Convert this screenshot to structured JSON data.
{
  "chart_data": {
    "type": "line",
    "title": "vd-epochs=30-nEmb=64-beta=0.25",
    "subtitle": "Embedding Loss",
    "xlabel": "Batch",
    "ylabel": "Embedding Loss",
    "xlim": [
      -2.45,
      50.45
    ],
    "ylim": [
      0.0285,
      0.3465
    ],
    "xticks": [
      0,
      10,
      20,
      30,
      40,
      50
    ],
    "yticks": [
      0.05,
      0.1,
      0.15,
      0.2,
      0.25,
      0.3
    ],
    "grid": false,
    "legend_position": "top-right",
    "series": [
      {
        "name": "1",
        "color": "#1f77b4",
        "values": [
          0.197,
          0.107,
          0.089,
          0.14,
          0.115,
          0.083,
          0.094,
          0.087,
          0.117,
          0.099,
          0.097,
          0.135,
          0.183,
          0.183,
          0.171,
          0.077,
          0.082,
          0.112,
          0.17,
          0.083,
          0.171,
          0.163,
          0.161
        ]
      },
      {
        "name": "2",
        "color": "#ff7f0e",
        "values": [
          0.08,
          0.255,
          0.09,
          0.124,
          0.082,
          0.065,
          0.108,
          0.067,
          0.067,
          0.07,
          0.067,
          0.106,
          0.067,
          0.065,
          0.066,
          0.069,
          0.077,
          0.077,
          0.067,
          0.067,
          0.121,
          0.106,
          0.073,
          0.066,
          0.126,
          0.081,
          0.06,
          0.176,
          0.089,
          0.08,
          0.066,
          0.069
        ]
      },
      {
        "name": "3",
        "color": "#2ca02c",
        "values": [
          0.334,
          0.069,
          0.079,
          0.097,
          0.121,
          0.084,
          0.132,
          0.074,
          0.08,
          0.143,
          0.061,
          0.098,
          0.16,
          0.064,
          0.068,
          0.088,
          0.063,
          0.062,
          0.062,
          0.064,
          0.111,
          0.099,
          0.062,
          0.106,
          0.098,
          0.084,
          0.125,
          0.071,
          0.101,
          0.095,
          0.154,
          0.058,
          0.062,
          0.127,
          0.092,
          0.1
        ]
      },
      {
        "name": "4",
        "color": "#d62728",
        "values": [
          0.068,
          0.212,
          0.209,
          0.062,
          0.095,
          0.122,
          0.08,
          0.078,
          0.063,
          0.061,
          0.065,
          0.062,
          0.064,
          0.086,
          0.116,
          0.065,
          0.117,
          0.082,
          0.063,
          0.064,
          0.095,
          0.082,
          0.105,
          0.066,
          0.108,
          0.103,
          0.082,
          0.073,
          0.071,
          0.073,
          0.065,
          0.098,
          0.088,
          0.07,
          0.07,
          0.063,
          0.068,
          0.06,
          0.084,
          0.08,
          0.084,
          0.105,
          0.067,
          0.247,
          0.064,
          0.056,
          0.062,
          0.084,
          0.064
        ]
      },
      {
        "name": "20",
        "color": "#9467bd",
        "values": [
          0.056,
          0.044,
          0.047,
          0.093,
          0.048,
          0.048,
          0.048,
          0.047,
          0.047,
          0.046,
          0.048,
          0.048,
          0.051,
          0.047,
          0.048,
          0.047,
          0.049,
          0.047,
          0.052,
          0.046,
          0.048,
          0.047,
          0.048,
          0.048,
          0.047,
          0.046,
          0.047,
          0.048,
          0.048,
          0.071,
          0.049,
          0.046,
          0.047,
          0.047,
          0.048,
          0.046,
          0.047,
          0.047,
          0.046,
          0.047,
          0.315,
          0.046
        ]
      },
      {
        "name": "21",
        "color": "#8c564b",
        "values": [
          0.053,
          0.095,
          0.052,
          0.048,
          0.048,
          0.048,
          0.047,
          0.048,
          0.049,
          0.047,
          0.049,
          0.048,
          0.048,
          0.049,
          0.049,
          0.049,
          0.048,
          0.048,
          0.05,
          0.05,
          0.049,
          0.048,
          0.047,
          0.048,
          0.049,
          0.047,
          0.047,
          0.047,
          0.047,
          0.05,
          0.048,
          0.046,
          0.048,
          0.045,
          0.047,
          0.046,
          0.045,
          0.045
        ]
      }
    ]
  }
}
• • • • •
- _SHORT TASK_
Out of the records, collect only those lines that contain the string "Embedding".

- _SOLUTION FOR THIS PROBLEM_
    "subtitle": "Embedding Loss",
    "ylabel": "Embedding Loss",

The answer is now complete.